• [What to do]:
How many lines of these entries include the string "this"? State the number alone.

• [Data shown]:
-- begin --

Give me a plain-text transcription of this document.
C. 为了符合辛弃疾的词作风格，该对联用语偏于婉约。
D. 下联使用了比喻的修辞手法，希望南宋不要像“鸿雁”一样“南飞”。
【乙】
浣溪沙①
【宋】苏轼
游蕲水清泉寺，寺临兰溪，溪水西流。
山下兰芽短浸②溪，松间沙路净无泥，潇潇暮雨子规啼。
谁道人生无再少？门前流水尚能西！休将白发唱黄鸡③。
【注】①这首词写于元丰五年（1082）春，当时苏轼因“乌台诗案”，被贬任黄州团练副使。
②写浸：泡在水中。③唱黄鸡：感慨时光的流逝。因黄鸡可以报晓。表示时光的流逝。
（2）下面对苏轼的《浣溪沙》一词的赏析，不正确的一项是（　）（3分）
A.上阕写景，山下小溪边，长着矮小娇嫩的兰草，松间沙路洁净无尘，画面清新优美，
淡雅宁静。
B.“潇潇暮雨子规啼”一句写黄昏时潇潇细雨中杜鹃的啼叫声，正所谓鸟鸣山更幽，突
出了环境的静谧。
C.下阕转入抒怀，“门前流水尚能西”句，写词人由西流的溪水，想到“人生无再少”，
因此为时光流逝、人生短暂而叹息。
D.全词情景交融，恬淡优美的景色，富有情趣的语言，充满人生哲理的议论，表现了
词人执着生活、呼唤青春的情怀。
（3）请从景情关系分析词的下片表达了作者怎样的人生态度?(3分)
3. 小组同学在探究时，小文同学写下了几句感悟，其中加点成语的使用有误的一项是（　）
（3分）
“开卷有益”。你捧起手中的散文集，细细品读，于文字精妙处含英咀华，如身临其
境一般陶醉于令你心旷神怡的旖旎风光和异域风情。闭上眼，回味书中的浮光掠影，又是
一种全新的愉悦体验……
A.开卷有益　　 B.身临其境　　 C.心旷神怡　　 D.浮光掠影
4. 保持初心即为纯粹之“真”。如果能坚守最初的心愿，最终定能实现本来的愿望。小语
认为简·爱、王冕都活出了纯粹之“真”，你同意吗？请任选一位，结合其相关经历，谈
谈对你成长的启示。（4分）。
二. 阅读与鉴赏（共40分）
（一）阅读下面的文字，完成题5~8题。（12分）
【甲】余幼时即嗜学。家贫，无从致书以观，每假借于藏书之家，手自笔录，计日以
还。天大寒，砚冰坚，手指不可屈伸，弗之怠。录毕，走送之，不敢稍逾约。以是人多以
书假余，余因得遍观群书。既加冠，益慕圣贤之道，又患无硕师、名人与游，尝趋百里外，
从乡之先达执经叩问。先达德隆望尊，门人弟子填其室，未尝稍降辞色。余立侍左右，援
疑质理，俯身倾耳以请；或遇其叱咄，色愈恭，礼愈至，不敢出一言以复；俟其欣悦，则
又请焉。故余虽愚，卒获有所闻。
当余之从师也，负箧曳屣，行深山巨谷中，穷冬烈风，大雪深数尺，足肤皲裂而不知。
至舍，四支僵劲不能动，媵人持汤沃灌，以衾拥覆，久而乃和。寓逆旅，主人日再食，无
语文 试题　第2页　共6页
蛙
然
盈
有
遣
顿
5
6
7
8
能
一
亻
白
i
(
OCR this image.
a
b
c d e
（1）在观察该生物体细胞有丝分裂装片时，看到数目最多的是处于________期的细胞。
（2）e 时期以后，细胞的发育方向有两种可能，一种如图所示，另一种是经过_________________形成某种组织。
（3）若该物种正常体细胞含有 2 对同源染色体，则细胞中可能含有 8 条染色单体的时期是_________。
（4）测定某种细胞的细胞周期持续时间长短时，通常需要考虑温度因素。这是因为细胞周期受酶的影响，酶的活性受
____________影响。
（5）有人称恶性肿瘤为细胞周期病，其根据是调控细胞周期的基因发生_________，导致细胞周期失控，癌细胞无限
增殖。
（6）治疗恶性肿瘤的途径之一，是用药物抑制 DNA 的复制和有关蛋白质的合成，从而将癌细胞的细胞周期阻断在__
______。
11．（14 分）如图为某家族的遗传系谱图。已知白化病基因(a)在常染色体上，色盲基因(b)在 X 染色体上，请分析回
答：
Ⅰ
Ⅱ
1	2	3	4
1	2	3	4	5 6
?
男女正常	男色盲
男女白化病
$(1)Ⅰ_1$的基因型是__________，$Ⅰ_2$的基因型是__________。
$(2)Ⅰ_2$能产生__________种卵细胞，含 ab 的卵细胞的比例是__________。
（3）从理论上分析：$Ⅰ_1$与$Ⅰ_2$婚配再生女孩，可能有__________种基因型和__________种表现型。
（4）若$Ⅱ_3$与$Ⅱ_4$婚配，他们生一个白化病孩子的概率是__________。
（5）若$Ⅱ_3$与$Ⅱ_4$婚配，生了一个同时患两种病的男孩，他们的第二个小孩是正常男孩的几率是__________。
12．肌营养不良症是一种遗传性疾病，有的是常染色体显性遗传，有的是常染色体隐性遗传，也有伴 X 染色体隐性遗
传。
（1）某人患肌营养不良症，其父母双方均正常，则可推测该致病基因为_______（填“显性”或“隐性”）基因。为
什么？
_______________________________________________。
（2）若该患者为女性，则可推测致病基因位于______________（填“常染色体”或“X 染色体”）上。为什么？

-- end --

• [Correct response]:
2